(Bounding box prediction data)
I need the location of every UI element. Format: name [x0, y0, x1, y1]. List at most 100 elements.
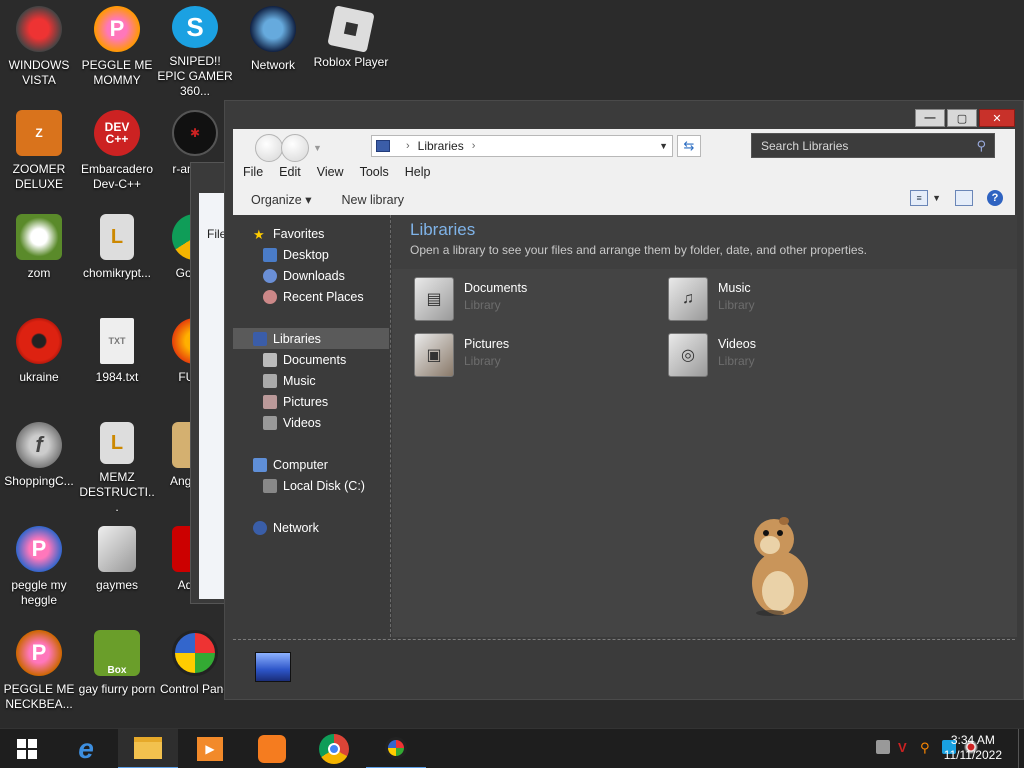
- desktop-icon-label: ukraine: [19, 370, 59, 384]
- desktop-icon-label: PEGGLE ME NECKBEA...: [3, 682, 75, 711]
- desktop-icon-zoomer-deluxe[interactable]: Z ZOOMER DELUXE: [0, 104, 78, 200]
- breadcrumb-arrow-icon[interactable]: ›: [406, 140, 410, 152]
- clock-date: 11/11/2022: [943, 748, 1002, 762]
- media-player-icon: ▶: [197, 737, 223, 761]
- explorer-window[interactable]: — ▢ ✕ ▼ › Libraries › ▼ ⇆ Search Librari…: [224, 100, 1024, 700]
- desktop-icon-ukraine[interactable]: ukraine: [0, 312, 78, 408]
- desktop-icon-peggle-me-mommy[interactable]: P PEGGLE ME MOMMY: [78, 0, 156, 96]
- desktop-icon-shopping[interactable]: f ShoppingC...: [0, 416, 78, 512]
- nav-videos[interactable]: Videos: [263, 412, 321, 433]
- nav-label: Network: [273, 520, 319, 535]
- nav-favorites[interactable]: ★ Favorites: [253, 223, 324, 244]
- start-button[interactable]: [0, 729, 54, 768]
- nav-local-disk[interactable]: Local Disk (C:): [263, 475, 365, 496]
- desktop-icon-chomikrypt[interactable]: L chomikrypt...: [78, 208, 156, 304]
- nav-documents[interactable]: Documents: [263, 349, 346, 370]
- nav-computer[interactable]: Computer: [253, 454, 328, 475]
- taskbar-file-explorer[interactable]: [118, 729, 178, 768]
- internet-explorer-icon: e: [78, 733, 94, 764]
- star-icon: ★: [253, 226, 265, 242]
- menu-tools[interactable]: Tools: [360, 165, 389, 179]
- window-controls: — ▢ ✕: [915, 109, 1015, 127]
- preview-pane-icon[interactable]: [955, 190, 973, 206]
- nav-label: Videos: [283, 415, 321, 430]
- nav-label: Recent Places: [283, 289, 364, 304]
- menu-file[interactable]: File: [243, 165, 263, 179]
- taskbar-uc-browser[interactable]: [242, 729, 302, 768]
- chrome-icon: [319, 734, 349, 764]
- library-documents[interactable]: ▤ Documents Library: [414, 277, 644, 327]
- taskbar-control-panel[interactable]: [366, 729, 426, 768]
- maximize-button[interactable]: ▢: [947, 109, 977, 127]
- taskbar-chrome[interactable]: [304, 729, 364, 768]
- close-button[interactable]: ✕: [979, 109, 1015, 127]
- page-subtitle: Open a library to see your files and arr…: [410, 243, 867, 257]
- exe-file-icon: L: [100, 214, 134, 260]
- menu-help[interactable]: Help: [405, 165, 431, 179]
- desktop-icon-label: zom: [27, 266, 51, 280]
- nav-network[interactable]: Network: [253, 517, 319, 538]
- taskbar-media-player[interactable]: ▶: [180, 729, 240, 768]
- address-dropdown-icon[interactable]: ▼: [659, 141, 668, 151]
- nav-label: Computer: [273, 457, 328, 472]
- breadcrumb-libraries[interactable]: Libraries: [418, 139, 464, 153]
- desktop-icon-windows-vista[interactable]: WINDOWS VISTA: [0, 0, 78, 96]
- address-bar[interactable]: › Libraries › ▼: [371, 135, 673, 157]
- refresh-button[interactable]: ⇆: [677, 135, 701, 157]
- nav-pictures[interactable]: Pictures: [263, 391, 328, 412]
- taskbar-internet-explorer[interactable]: e: [56, 729, 116, 768]
- nav-label: Music: [283, 373, 316, 388]
- desktop-icon-devcpp[interactable]: DEV C++ Embarcadero Dev-C++: [78, 104, 156, 200]
- help-icon[interactable]: ?: [987, 190, 1003, 206]
- nav-label: Desktop: [283, 247, 329, 262]
- desktop-icon-gaymes[interactable]: gaymes: [78, 520, 156, 616]
- desktop-icon-gay-fiurry[interactable]: Box gay fiurry porn: [78, 624, 156, 720]
- nav-recent-places[interactable]: Recent Places: [263, 286, 364, 307]
- desktop-icon-control-panel[interactable]: Control Pane: [156, 624, 234, 720]
- recent-places-icon: [263, 289, 277, 304]
- library-videos[interactable]: ◎ Videos Library: [668, 333, 898, 383]
- desktop-icon-roblox[interactable]: Roblox Player: [312, 0, 390, 96]
- tray-antivirus-icon[interactable]: V: [898, 740, 912, 755]
- nav-buttons: ▼: [255, 134, 322, 162]
- new-library-button[interactable]: New library: [341, 193, 404, 207]
- menu-edit[interactable]: Edit: [279, 165, 301, 179]
- nav-libraries[interactable]: Libraries: [233, 328, 389, 349]
- library-type: Library: [718, 298, 755, 312]
- desktop-icon-sniped[interactable]: S SNIPED!! EPIC GAMER 360...: [156, 0, 234, 96]
- libraries-icon: [376, 140, 390, 152]
- nav-downloads[interactable]: Downloads: [263, 265, 345, 286]
- desktop-icon-network[interactable]: Network: [234, 0, 312, 96]
- breadcrumb-arrow-icon[interactable]: ›: [472, 140, 476, 152]
- search-icon[interactable]: ⚲: [976, 138, 986, 154]
- explorer-toolbar: ▼ › Libraries › ▼ ⇆ Search Libraries ⚲ F…: [233, 129, 1015, 215]
- tray-search-icon[interactable]: ⚲: [920, 740, 934, 755]
- library-music[interactable]: ♫ Music Library: [668, 277, 898, 327]
- forward-button[interactable]: [281, 134, 309, 162]
- taskbar: e ▶ V ⚲ 3:34 AM 11/11/2022: [0, 728, 1024, 768]
- nav-music[interactable]: Music: [263, 370, 316, 391]
- nav-desktop[interactable]: Desktop: [263, 244, 329, 265]
- desktop-icon-zom[interactable]: zom: [0, 208, 78, 304]
- menu-view[interactable]: View: [317, 165, 344, 179]
- taskbar-clock[interactable]: 3:34 AM 11/11/2022: [944, 733, 1002, 763]
- desktop-icon-memz[interactable]: L MEMZ DESTRUCTI...: [78, 416, 156, 512]
- desktop-icon-1984-txt[interactable]: TXT 1984.txt: [78, 312, 156, 408]
- desktop-icon-peggle-my-heggle[interactable]: P peggle my heggle: [0, 520, 78, 616]
- organize-button[interactable]: Organize ▾: [251, 192, 311, 207]
- library-pictures[interactable]: ▣ Pictures Library: [414, 333, 644, 383]
- hamster-image: [752, 517, 808, 616]
- tray-app-icon[interactable]: [876, 740, 890, 754]
- view-dropdown-icon[interactable]: ▼: [932, 193, 941, 203]
- search-input[interactable]: Search Libraries ⚲: [751, 133, 995, 158]
- music-icon: [263, 373, 277, 388]
- show-desktop-button[interactable]: [1018, 729, 1024, 768]
- back-button[interactable]: [255, 134, 283, 162]
- computer-icon: [253, 457, 267, 472]
- desktop-icon-peggle-neckbea[interactable]: P PEGGLE ME NECKBEA...: [0, 624, 78, 720]
- change-view-icon[interactable]: ≡: [910, 190, 929, 206]
- flower-icon: [16, 214, 62, 260]
- minimize-button[interactable]: —: [915, 109, 945, 127]
- history-dropdown-icon[interactable]: ▼: [313, 143, 322, 153]
- clock-time: 3:34 AM: [950, 733, 995, 747]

- Your goal: Copy each line of the data above that holds "address".

- Answer to this problem:
- address-dropdown-icon[interactable]: ▼: [659, 141, 668, 151]
- address-bar[interactable]: › Libraries › ▼: [371, 135, 673, 157]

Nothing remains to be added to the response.